# Prompt
Can you quote the lines below exactly, starting at the line with "What's the underlying" and going through the last one?

# Extracted information

::::::::::

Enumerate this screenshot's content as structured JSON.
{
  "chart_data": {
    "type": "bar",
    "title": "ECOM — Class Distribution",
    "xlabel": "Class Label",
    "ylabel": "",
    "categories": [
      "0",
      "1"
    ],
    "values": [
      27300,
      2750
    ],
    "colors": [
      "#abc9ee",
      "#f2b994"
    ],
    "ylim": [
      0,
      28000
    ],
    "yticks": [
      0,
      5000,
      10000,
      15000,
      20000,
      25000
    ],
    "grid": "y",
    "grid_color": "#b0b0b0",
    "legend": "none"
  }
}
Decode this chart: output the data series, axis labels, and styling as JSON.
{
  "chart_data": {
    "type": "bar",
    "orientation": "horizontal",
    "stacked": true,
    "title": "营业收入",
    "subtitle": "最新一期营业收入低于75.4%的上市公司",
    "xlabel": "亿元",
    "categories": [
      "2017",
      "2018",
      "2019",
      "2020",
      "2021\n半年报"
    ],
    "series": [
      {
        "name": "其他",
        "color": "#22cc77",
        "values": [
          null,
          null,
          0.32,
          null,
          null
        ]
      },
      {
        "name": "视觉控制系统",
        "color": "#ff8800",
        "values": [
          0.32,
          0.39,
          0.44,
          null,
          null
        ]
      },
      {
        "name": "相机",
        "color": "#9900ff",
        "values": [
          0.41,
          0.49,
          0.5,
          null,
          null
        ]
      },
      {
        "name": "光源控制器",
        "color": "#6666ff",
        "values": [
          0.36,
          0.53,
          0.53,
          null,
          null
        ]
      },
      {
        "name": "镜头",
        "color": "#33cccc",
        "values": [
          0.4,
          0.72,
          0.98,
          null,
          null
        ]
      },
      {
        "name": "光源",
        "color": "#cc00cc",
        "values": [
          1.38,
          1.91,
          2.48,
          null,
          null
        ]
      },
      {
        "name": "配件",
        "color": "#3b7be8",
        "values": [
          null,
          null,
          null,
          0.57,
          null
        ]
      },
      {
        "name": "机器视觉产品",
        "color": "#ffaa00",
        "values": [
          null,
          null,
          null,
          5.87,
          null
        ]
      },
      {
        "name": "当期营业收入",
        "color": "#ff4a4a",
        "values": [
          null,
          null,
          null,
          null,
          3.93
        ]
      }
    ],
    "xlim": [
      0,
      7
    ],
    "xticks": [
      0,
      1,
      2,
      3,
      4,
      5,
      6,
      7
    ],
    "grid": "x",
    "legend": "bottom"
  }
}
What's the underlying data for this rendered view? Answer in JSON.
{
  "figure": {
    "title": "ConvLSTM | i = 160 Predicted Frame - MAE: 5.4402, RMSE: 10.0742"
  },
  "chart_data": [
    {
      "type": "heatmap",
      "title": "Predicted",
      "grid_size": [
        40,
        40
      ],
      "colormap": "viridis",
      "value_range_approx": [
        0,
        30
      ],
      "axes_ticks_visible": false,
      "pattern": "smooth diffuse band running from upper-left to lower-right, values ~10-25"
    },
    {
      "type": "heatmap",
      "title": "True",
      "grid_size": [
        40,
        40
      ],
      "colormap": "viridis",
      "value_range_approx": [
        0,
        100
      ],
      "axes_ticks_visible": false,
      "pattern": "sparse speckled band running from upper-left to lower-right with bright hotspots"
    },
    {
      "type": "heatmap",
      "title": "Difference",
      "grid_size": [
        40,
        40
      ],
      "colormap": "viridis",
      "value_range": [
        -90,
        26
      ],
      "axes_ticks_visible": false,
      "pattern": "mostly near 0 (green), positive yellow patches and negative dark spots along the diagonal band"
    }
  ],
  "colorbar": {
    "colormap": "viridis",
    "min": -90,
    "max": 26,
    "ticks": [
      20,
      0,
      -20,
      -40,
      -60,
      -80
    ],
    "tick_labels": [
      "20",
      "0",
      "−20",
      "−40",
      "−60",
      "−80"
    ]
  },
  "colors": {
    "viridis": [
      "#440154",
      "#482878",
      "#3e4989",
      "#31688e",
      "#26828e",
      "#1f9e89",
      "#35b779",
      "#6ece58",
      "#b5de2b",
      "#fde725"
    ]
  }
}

::::::::::

# Final result
What's the underlying data for this rendered view? Answer in JSON.
{
  "figure": {
    "title": "ConvLSTM | i = 160 Predicted Frame - MAE: 5.4402, RMSE: 10.0742"
  },
  "chart_data": [
    {
      "type": "heatmap",
      "title": "Predicted",
      "grid_size": [
        40,
        40
      ],
      "colormap": "viridis",
      "value_range_approx": [
        0,
        30
      ],
      "axes_ticks_visible": false,
      "pattern": "smooth diffuse band running from upper-left to lower-right, values ~10-25"
    },
    {
      "type": "heatmap",
      "title": "True",
      "grid_size": [
        40,
        40
      ],
      "colormap": "viridis",
      "value_range_approx": [
        0,
        100
      ],
      "axes_ticks_visible": false,
      "pattern": "sparse speckled band running from upper-left to lower-right with bright hotspots"
    },
    {
      "type": "heatmap",
      "title": "Difference",
      "grid_size": [
        40,
        40
      ],
      "colormap": "viridis",
      "value_range": [
        -90,
        26
      ],
      "axes_ticks_visible": false,
      "pattern": "mostly near 0 (green), positive yellow patches and negative dark spots along the diagonal band"
    }
  ],
  "colorbar": {
    "colormap": "viridis",
    "min": -90,
    "max": 26,
    "ticks": [
      20,
      0,
      -20,
      -40,
      -60,
      -80
    ],
    "tick_labels": [
      "20",
      "0",
      "−20",
      "−40",
      "−60",
      "−80"
    ]
  },
  "colors": {
    "viridis": [
      "#440154",
      "#482878",
      "#3e4989",
      "#31688e",
      "#26828e",
      "#1f9e89",
      "#35b779",
      "#6ece58",
      "#b5de2b",
      "#fde725"
    ]
  }
}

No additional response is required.